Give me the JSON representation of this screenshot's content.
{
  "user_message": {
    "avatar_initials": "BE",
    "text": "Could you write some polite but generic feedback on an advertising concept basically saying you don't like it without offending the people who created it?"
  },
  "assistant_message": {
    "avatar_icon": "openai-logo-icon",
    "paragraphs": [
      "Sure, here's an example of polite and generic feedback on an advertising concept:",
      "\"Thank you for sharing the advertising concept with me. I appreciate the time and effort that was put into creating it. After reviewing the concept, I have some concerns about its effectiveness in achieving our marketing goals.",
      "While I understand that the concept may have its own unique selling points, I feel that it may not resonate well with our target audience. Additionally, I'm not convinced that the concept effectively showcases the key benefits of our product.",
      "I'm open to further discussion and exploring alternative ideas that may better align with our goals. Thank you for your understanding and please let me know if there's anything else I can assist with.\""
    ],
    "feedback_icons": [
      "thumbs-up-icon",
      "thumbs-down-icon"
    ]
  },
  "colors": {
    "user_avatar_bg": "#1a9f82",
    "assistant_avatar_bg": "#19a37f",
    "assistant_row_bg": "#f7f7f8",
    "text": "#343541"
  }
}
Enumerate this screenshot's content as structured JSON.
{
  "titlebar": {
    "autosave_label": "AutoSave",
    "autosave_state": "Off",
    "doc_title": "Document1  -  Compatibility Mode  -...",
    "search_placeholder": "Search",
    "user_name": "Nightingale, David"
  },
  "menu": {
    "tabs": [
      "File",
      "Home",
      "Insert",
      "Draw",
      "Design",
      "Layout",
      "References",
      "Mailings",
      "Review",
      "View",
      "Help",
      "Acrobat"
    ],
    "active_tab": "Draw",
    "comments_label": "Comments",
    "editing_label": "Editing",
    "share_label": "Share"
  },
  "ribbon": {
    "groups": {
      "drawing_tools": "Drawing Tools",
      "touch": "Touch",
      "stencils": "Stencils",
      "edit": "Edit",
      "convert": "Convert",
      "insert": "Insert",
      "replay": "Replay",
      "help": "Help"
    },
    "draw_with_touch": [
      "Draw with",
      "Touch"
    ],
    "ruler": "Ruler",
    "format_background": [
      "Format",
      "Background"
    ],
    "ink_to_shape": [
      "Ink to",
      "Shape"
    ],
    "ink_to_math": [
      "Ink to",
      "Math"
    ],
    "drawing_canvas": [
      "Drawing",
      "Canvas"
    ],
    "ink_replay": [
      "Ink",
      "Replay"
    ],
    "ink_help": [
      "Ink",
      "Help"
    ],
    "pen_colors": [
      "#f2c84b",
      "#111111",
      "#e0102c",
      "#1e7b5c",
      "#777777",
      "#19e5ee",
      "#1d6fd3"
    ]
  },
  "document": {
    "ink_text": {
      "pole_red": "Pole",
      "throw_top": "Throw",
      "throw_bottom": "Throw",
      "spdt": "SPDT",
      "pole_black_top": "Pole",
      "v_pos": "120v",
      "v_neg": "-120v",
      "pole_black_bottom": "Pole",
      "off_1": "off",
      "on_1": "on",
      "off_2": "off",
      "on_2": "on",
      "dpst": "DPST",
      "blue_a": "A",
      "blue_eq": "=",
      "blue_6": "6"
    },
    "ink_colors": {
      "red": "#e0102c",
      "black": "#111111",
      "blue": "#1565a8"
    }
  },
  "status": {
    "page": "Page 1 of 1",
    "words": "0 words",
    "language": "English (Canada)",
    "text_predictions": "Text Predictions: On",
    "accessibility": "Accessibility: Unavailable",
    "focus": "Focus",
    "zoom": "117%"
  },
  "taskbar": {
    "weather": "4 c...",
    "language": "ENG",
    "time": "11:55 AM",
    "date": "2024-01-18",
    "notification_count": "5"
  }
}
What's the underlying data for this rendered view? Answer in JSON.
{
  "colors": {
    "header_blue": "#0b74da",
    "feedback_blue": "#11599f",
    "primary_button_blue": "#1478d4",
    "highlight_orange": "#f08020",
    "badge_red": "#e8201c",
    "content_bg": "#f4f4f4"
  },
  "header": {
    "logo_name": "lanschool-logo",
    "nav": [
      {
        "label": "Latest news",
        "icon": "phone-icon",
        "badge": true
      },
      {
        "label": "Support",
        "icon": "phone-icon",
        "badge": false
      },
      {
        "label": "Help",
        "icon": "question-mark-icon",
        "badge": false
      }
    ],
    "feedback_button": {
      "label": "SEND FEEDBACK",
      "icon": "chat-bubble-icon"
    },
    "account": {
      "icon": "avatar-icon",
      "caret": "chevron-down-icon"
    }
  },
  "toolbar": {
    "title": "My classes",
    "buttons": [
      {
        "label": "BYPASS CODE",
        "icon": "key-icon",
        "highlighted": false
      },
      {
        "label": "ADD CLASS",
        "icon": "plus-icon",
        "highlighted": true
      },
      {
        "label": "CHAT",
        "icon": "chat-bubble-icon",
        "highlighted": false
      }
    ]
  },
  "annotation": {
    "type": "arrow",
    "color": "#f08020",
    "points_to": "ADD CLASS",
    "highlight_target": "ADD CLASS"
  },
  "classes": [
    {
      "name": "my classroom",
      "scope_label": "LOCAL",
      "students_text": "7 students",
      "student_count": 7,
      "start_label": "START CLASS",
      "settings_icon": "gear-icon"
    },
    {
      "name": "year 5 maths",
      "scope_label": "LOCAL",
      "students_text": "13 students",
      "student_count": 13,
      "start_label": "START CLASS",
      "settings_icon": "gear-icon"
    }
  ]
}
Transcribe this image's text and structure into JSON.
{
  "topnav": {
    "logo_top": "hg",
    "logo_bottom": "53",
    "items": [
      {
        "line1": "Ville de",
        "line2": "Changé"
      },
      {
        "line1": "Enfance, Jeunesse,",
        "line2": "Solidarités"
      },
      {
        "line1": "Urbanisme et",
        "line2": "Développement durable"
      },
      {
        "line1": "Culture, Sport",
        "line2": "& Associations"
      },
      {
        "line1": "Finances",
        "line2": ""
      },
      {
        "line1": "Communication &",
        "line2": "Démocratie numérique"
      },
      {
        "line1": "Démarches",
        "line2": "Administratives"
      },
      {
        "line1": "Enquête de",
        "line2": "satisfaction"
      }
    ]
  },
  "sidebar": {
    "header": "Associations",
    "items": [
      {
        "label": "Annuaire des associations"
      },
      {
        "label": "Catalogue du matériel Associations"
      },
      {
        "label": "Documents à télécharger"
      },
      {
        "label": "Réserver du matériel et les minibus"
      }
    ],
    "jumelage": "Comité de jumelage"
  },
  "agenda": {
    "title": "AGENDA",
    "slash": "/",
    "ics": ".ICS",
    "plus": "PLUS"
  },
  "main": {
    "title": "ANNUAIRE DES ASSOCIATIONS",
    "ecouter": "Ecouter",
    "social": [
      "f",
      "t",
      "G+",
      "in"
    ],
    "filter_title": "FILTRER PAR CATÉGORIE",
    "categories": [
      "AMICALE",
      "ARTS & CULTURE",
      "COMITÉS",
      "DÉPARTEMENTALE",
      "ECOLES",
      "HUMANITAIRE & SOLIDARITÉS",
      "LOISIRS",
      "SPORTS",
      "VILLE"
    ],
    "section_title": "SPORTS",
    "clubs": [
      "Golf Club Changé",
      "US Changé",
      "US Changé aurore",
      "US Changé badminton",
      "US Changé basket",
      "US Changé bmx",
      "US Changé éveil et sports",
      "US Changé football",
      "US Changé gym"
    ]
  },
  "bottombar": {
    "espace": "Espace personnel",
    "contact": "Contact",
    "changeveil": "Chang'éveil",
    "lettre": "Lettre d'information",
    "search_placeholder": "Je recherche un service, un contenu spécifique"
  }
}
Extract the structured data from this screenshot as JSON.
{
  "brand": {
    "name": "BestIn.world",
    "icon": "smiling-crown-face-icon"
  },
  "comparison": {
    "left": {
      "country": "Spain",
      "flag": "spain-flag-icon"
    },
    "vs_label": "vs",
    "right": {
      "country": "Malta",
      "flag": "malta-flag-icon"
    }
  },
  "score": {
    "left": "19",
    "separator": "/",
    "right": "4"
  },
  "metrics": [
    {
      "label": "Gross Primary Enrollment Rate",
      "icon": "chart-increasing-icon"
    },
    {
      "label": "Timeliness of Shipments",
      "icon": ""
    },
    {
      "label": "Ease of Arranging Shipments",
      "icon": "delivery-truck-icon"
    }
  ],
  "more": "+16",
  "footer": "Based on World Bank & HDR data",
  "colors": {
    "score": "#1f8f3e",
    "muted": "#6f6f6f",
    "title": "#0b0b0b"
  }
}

---

### The problem
Reply with one number only: how many lines of the listing hold "flag"?

### Answer in full
2